#### Material for the task ####

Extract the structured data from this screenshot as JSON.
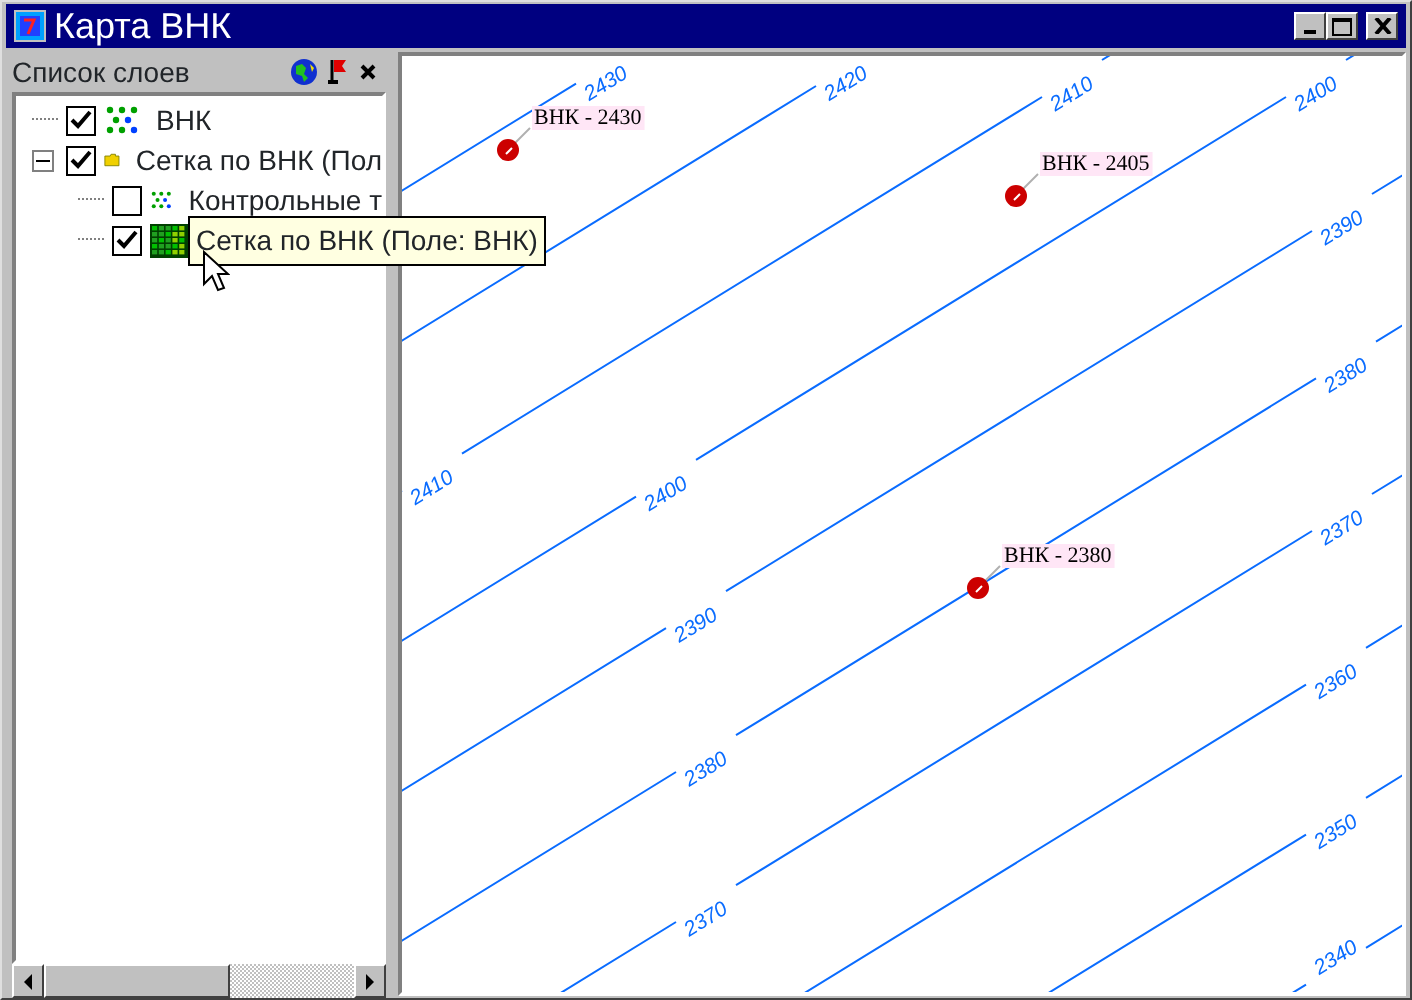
{
  "window": {
    "title": "Карта ВНК"
  },
  "layers_panel": {
    "title": "Список слоев",
    "tree": [
      {
        "label": "ВНК",
        "kind": "points",
        "checked": true
      },
      {
        "label": "Сетка по ВНК (Пол",
        "kind": "folder",
        "checked": true,
        "expanded": true,
        "children": [
          {
            "label": "Контрольные т",
            "kind": "points",
            "checked": false
          },
          {
            "kind": "grid",
            "checked": true
          }
        ]
      }
    ],
    "tooltip": "Сетка по ВНК (Поле: ВНК)"
  },
  "map": {
    "contours": [
      {
        "labels": [
          "2430"
        ]
      },
      {
        "labels": [
          "2420"
        ]
      },
      {
        "labels": [
          "2410",
          "2410"
        ]
      },
      {
        "labels": [
          "2400",
          "2400"
        ]
      },
      {
        "labels": [
          "2390",
          "2390"
        ]
      },
      {
        "labels": [
          "2380",
          "2380"
        ]
      },
      {
        "labels": [
          "2370",
          "2370"
        ]
      },
      {
        "labels": [
          "2360"
        ]
      },
      {
        "labels": [
          "2350"
        ]
      },
      {
        "labels": [
          "2340"
        ]
      }
    ],
    "wells": [
      {
        "label": "ВНК - 2430"
      },
      {
        "label": "ВНК - 2405"
      },
      {
        "label": "ВНК - 2380"
      }
    ]
  }
}
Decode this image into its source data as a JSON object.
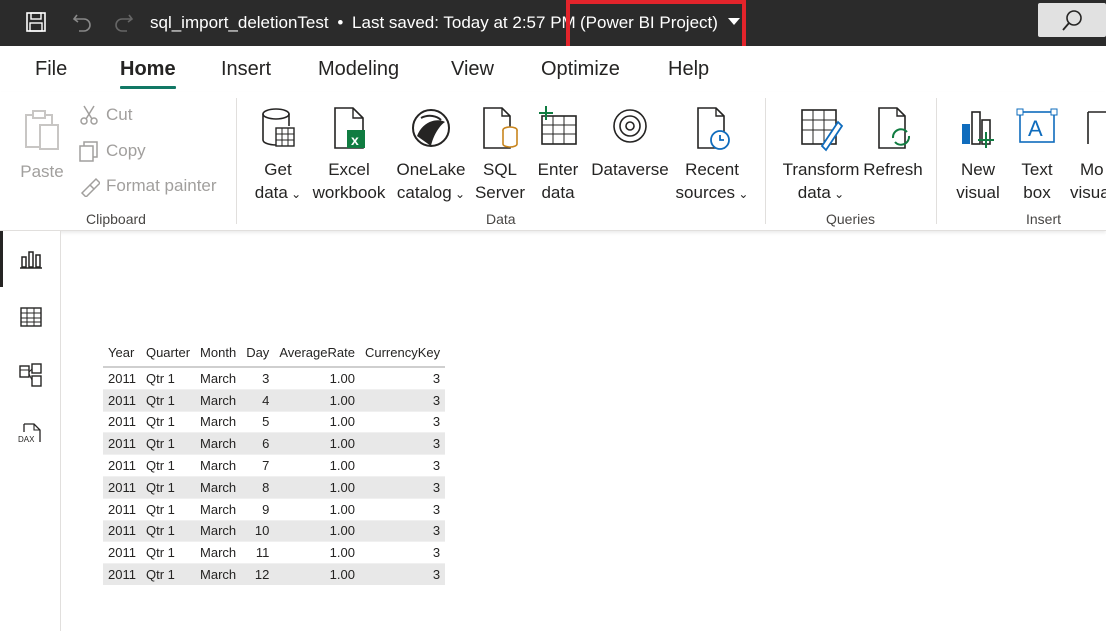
{
  "titlebar": {
    "file_name": "sql_import_deletionTest",
    "separator": "•",
    "saved_status": "Last saved: Today at 2:57 PM",
    "project_label": "(Power BI Project)"
  },
  "menu": {
    "items": [
      "File",
      "Home",
      "Insert",
      "Modeling",
      "View",
      "Optimize",
      "Help"
    ],
    "active": "Home"
  },
  "ribbon": {
    "clipboard": {
      "paste": "Paste",
      "cut": "Cut",
      "copy": "Copy",
      "format_painter": "Format painter",
      "group_label": "Clipboard"
    },
    "data": {
      "get_data": [
        "Get",
        "data"
      ],
      "excel": [
        "Excel",
        "workbook"
      ],
      "onelake": [
        "OneLake",
        "catalog"
      ],
      "sql": [
        "SQL",
        "Server"
      ],
      "enter_data": [
        "Enter",
        "data"
      ],
      "dataverse": "Dataverse",
      "recent": [
        "Recent",
        "sources"
      ],
      "group_label": "Data"
    },
    "queries": {
      "transform": [
        "Transform",
        "data"
      ],
      "refresh": "Refresh",
      "group_label": "Queries"
    },
    "insert": {
      "new_visual": [
        "New",
        "visual"
      ],
      "text_box": [
        "Text",
        "box"
      ],
      "more_visuals": [
        "Mo",
        "visua"
      ],
      "group_label": "Insert"
    }
  },
  "table": {
    "columns": [
      "Year",
      "Quarter",
      "Month",
      "Day",
      "AverageRate",
      "CurrencyKey"
    ],
    "rows": [
      [
        "2011",
        "Qtr 1",
        "March",
        "3",
        "1.00",
        "3"
      ],
      [
        "2011",
        "Qtr 1",
        "March",
        "4",
        "1.00",
        "3"
      ],
      [
        "2011",
        "Qtr 1",
        "March",
        "5",
        "1.00",
        "3"
      ],
      [
        "2011",
        "Qtr 1",
        "March",
        "6",
        "1.00",
        "3"
      ],
      [
        "2011",
        "Qtr 1",
        "March",
        "7",
        "1.00",
        "3"
      ],
      [
        "2011",
        "Qtr 1",
        "March",
        "8",
        "1.00",
        "3"
      ],
      [
        "2011",
        "Qtr 1",
        "March",
        "9",
        "1.00",
        "3"
      ],
      [
        "2011",
        "Qtr 1",
        "March",
        "10",
        "1.00",
        "3"
      ],
      [
        "2011",
        "Qtr 1",
        "March",
        "11",
        "1.00",
        "3"
      ],
      [
        "2011",
        "Qtr 1",
        "March",
        "12",
        "1.00",
        "3"
      ]
    ]
  },
  "leftrail": {
    "icons": [
      "report-view-icon",
      "table-view-icon",
      "model-view-icon",
      "dax-query-view-icon"
    ],
    "dax_label": "DAX"
  },
  "colors": {
    "titlebar_bg": "#2b2b2b",
    "accent": "#117865",
    "highlight": "#e3242b"
  }
}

####

Exercise goal: Transcribe the records above exactly as they appear, leaving out any pictures.

Response:
Extract the structured data from this screenshot as JSON.
{
  "window": {
    "title": "Карта ВНК"
  },
  "layers_panel": {
    "title": "Список слоев",
    "tree": [
      {
        "label": "ВНК",
        "kind": "points",
        "checked": true
      },
      {
        "label": "Сетка по ВНК (Пол",
        "kind": "folder",
        "checked": true,
        "expanded": true,
        "children": [
          {
            "label": "Контрольные т",
            "kind": "points",
            "checked": false
          },
          {
            "kind": "grid",
            "checked": true
          }
        ]
      }
    ],
    "tooltip": "Сетка по ВНК (Поле: ВНК)"
  },
  "map": {
    "contours": [
      {
        "labels": [
          "2430"
        ]
      },
      {
        "labels": [
          "2420"
        ]
      },
      {
        "labels": [
          "2410",
          "2410"
        ]
      },
      {
        "labels": [
          "2400",
          "2400"
        ]
      },
      {
        "labels": [
          "2390",
          "2390"
        ]
      },
      {
        "labels": [
          "2380",
          "2380"
        ]
      },
      {
        "labels": [
          "2370",
          "2370"
        ]
      },
      {
        "labels": [
          "2360"
        ]
      },
      {
        "labels": [
          "2350"
        ]
      },
      {
        "labels": [
          "2340"
        ]
      }
    ],
    "wells": [
      {
        "label": "ВНК - 2430"
      },
      {
        "label": "ВНК - 2405"
      },
      {
        "label": "ВНК - 2380"
      }
    ]
  }
}
Decode this image into its source data as a JSON object.
{
  "titlebar": {
    "file_name": "sql_import_deletionTest",
    "separator": "•",
    "saved_status": "Last saved: Today at 2:57 PM",
    "project_label": "(Power BI Project)"
  },
  "menu": {
    "items": [
      "File",
      "Home",
      "Insert",
      "Modeling",
      "View",
      "Optimize",
      "Help"
    ],
    "active": "Home"
  },
  "ribbon": {
    "clipboard": {
      "paste": "Paste",
      "cut": "Cut",
      "copy": "Copy",
      "format_painter": "Format painter",
      "group_label": "Clipboard"
    },
    "data": {
      "get_data": [
        "Get",
        "data"
      ],
      "excel": [
        "Excel",
        "workbook"
      ],
      "onelake": [
        "OneLake",
        "catalog"
      ],
      "sql": [
        "SQL",
        "Server"
      ],
      "enter_data": [
        "Enter",
        "data"
      ],
      "dataverse": "Dataverse",
      "recent": [
        "Recent",
        "sources"
      ],
      "group_label": "Data"
    },
    "queries": {
      "transform": [
        "Transform",
        "data"
      ],
      "refresh": "Refresh",
      "group_label": "Queries"
    },
    "insert": {
      "new_visual": [
        "New",
        "visual"
      ],
      "text_box": [
        "Text",
        "box"
      ],
      "more_visuals": [
        "Mo",
        "visua"
      ],
      "group_label": "Insert"
    }
  },
  "table": {
    "columns": [
      "Year",
      "Quarter",
      "Month",
      "Day",
      "AverageRate",
      "CurrencyKey"
    ],
    "rows": [
      [
        "2011",
        "Qtr 1",
        "March",
        "3",
        "1.00",
        "3"
      ],
      [
        "2011",
        "Qtr 1",
        "March",
        "4",
        "1.00",
        "3"
      ],
      [
        "2011",
        "Qtr 1",
        "March",
        "5",
        "1.00",
        "3"
      ],
      [
        "2011",
        "Qtr 1",
        "March",
        "6",
        "1.00",
        "3"
      ],
      [
        "2011",
        "Qtr 1",
        "March",
        "7",
        "1.00",
        "3"
      ],
      [
        "2011",
        "Qtr 1",
        "March",
        "8",
        "1.00",
        "3"
      ],
      [
        "2011",
        "Qtr 1",
        "March",
        "9",
        "1.00",
        "3"
      ],
      [
        "2011",
        "Qtr 1",
        "March",
        "10",
        "1.00",
        "3"
      ],
      [
        "2011",
        "Qtr 1",
        "March",
        "11",
        "1.00",
        "3"
      ],
      [
        "2011",
        "Qtr 1",
        "March",
        "12",
        "1.00",
        "3"
      ]
    ]
  },
  "leftrail": {
    "icons": [
      "report-view-icon",
      "table-view-icon",
      "model-view-icon",
      "dax-query-view-icon"
    ],
    "dax_label": "DAX"
  },
  "colors": {
    "titlebar_bg": "#2b2b2b",
    "accent": "#117865",
    "highlight": "#e3242b"
  }
}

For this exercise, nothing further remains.